▸ **TASK DIRECTIONS**: Type out the complete listing below word for word, without its pictures.

(Saved entries)

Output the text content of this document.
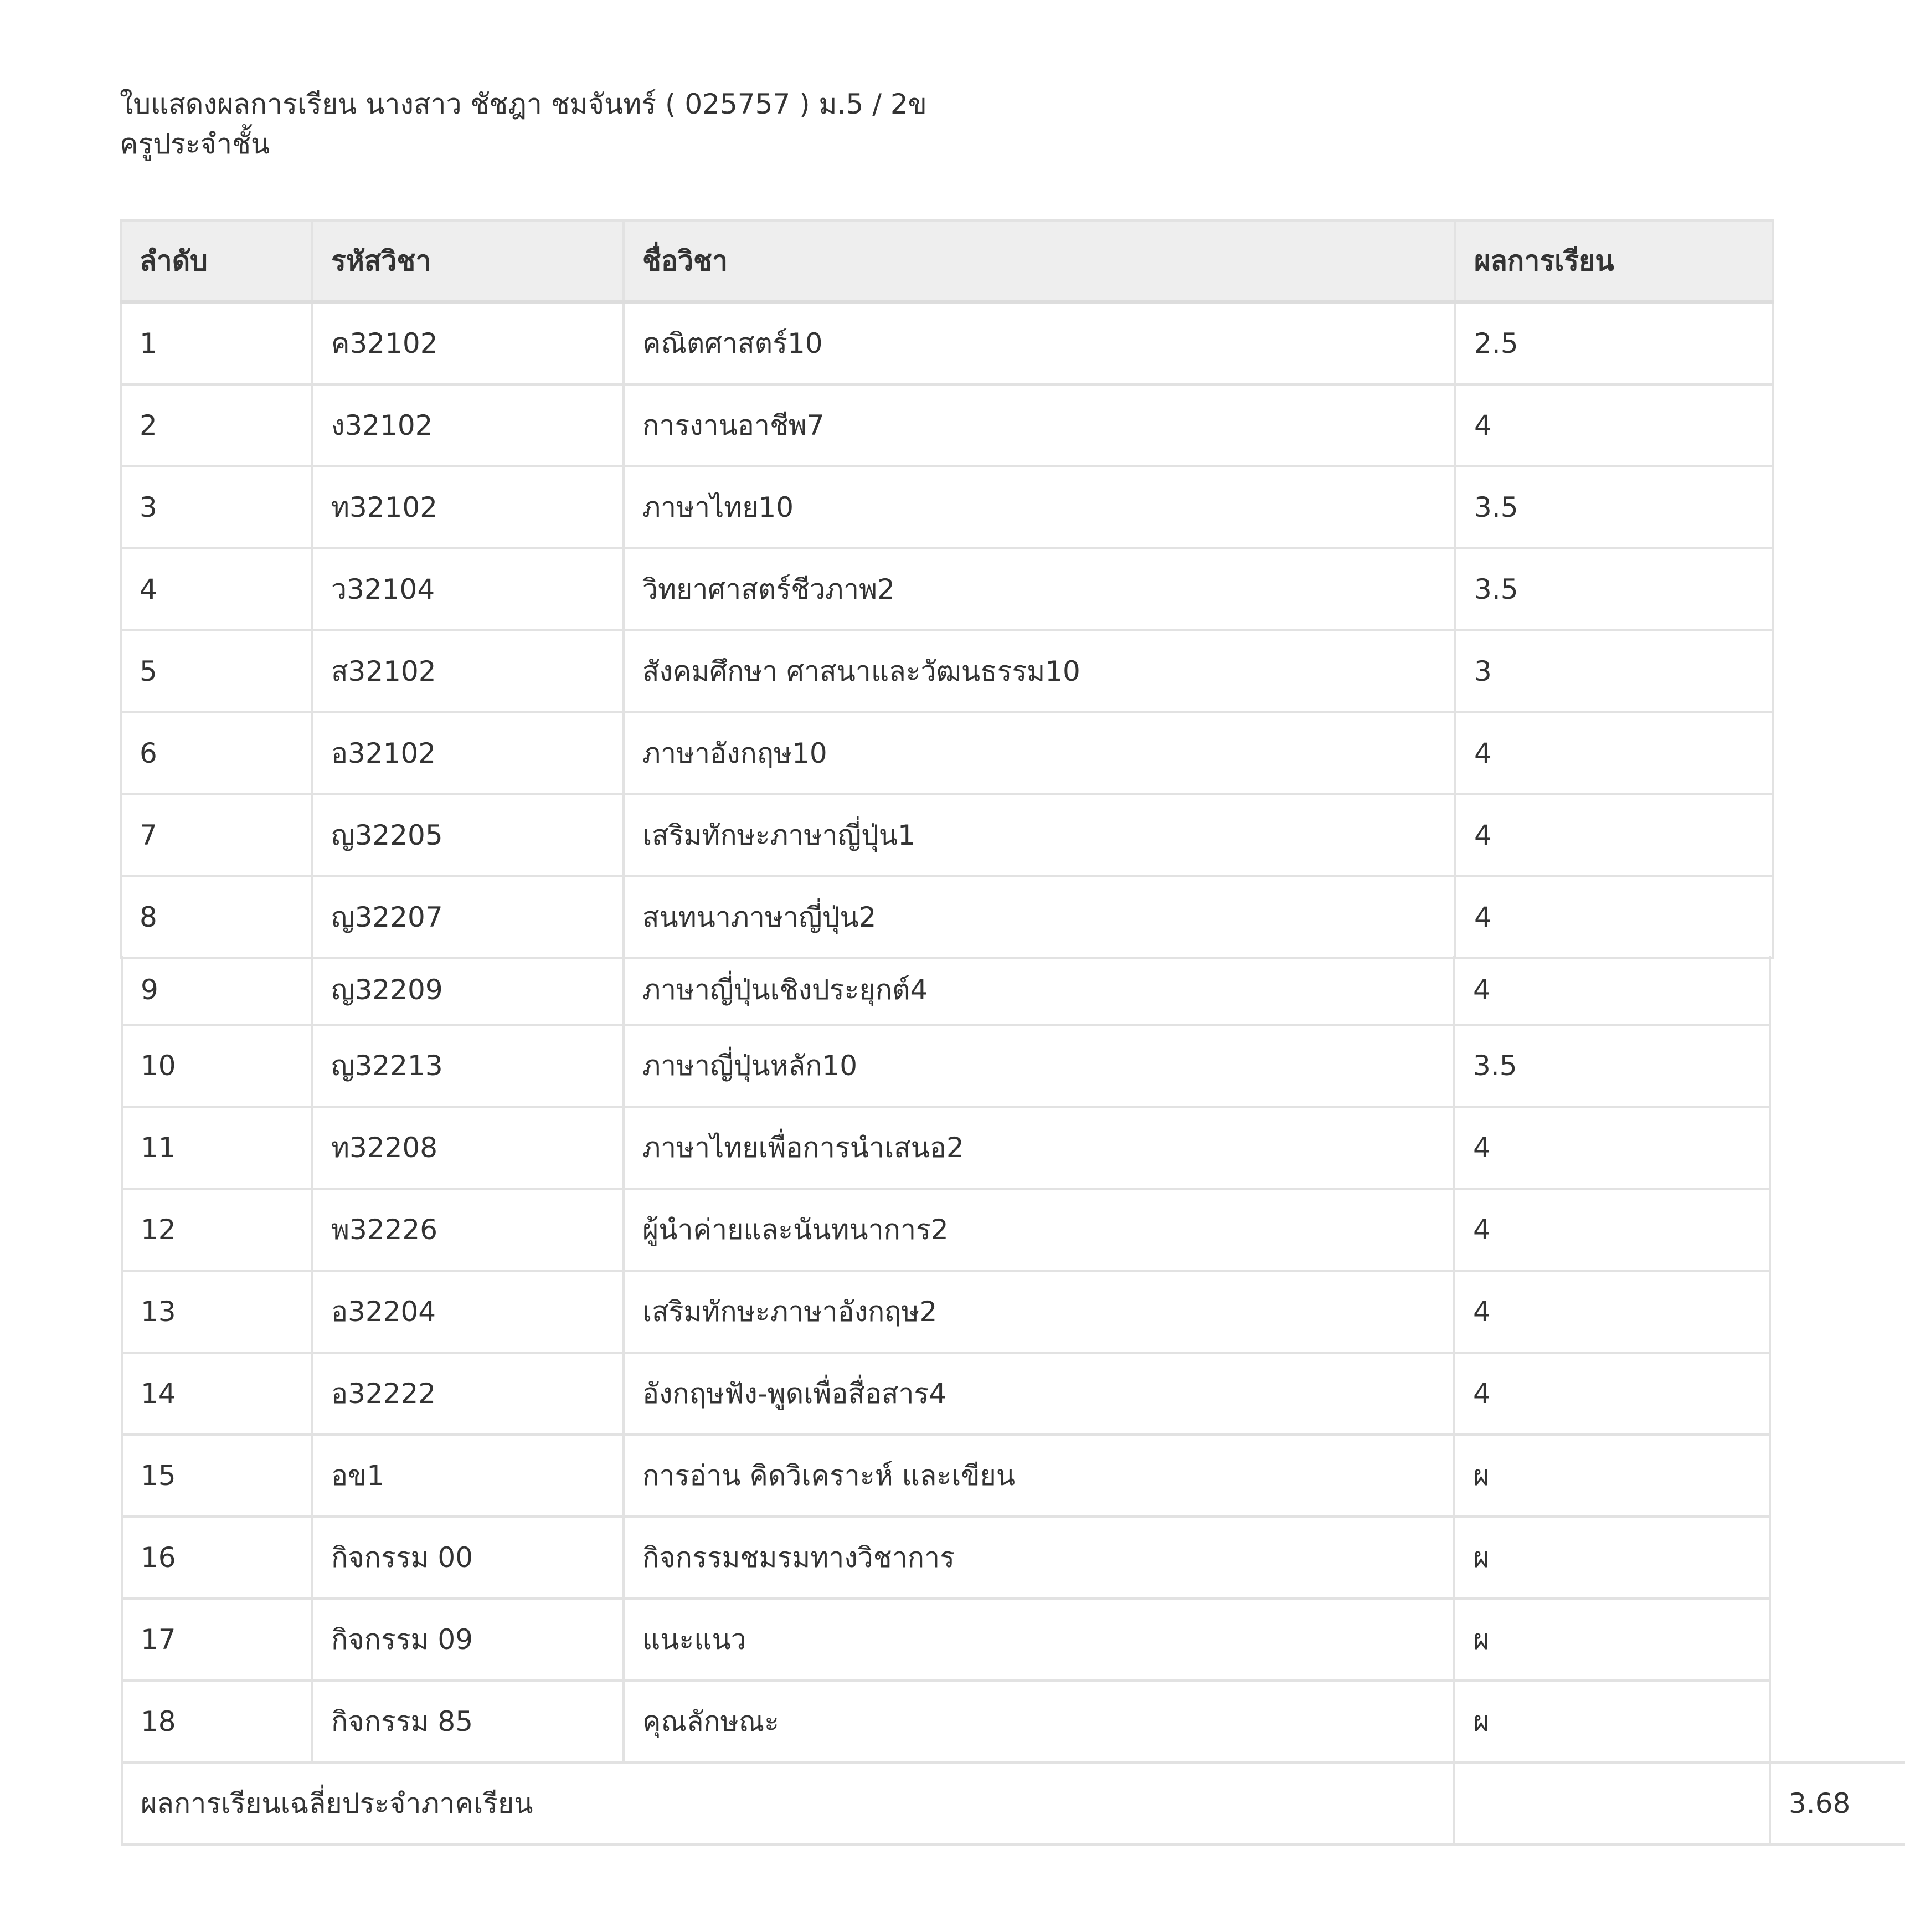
ใบแสดงผลการเรียน นางสาว ชัชฎา ชมจันทร์ ( 025757 ) ม.5 / 2ข
ครูประจำชั้น
ลำดับ	รหัสวิชา	ชื่อวิชา	ผลการเรียน
1	ค32102	คณิตศาสตร์10	2.5
2	ง32102	การงานอาชีพ7	4
3	ท32102	ภาษาไทย10	3.5
4	ว32104	วิทยาศาสตร์ชีวภาพ2	3.5
5	ส32102	สังคมศึกษา ศาสนาและวัฒนธรรม10	3
6	อ32102	ภาษาอังกฤษ10	4
7	ญ32205	เสริมทักษะภาษาญี่ปุ่น1	4
8	ญ32207	สนทนาภาษาญี่ปุ่น2	4
9	ญ32209	ภาษาญี่ปุ่นเชิงประยุกต์4	4	
10	ญ32213	ภาษาญี่ปุ่นหลัก10	3.5	
11	ท32208	ภาษาไทยเพื่อการนำเสนอ2	4	
12	พ32226	ผู้นำค่ายและนันทนาการ2	4	
13	อ32204	เสริมทักษะภาษาอังกฤษ2	4	
14	อ32222	อังกฤษฟัง-พูดเพื่อสื่อสาร4	4	
15	อข1	การอ่าน คิดวิเคราะห์ และเขียน	ผ	
16	กิจกรรม 00	กิจกรรมชมรมทางวิชาการ	ผ	
17	กิจกรรม 09	แนะแนว	ผ	
18	กิจกรรม 85	คุณลักษณะ	ผ	
ผลการเรียนเฉลี่ยประจำภาคเรียน				3.68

▸ **FULL ANSWER**:
Output the text content of this document.
ใบแสดงผลการเรียน นางสาว ชัชฎา ชมจันทร์ ( 025757 ) ม.5 / 2ข
ครูประจำชั้น
ลำดับ	รหัสวิชา	ชื่อวิชา	ผลการเรียน
1	ค32102	คณิตศาสตร์10	2.5
2	ง32102	การงานอาชีพ7	4
3	ท32102	ภาษาไทย10	3.5
4	ว32104	วิทยาศาสตร์ชีวภาพ2	3.5
5	ส32102	สังคมศึกษา ศาสนาและวัฒนธรรม10	3
6	อ32102	ภาษาอังกฤษ10	4
7	ญ32205	เสริมทักษะภาษาญี่ปุ่น1	4
8	ญ32207	สนทนาภาษาญี่ปุ่น2	4
9	ญ32209	ภาษาญี่ปุ่นเชิงประยุกต์4	4	
10	ญ32213	ภาษาญี่ปุ่นหลัก10	3.5	
11	ท32208	ภาษาไทยเพื่อการนำเสนอ2	4	
12	พ32226	ผู้นำค่ายและนันทนาการ2	4	
13	อ32204	เสริมทักษะภาษาอังกฤษ2	4	
14	อ32222	อังกฤษฟัง-พูดเพื่อสื่อสาร4	4	
15	อข1	การอ่าน คิดวิเคราะห์ และเขียน	ผ	
16	กิจกรรม 00	กิจกรรมชมรมทางวิชาการ	ผ	
17	กิจกรรม 09	แนะแนว	ผ	
18	กิจกรรม 85	คุณลักษณะ	ผ	
ผลการเรียนเฉลี่ยประจำภาคเรียน				3.68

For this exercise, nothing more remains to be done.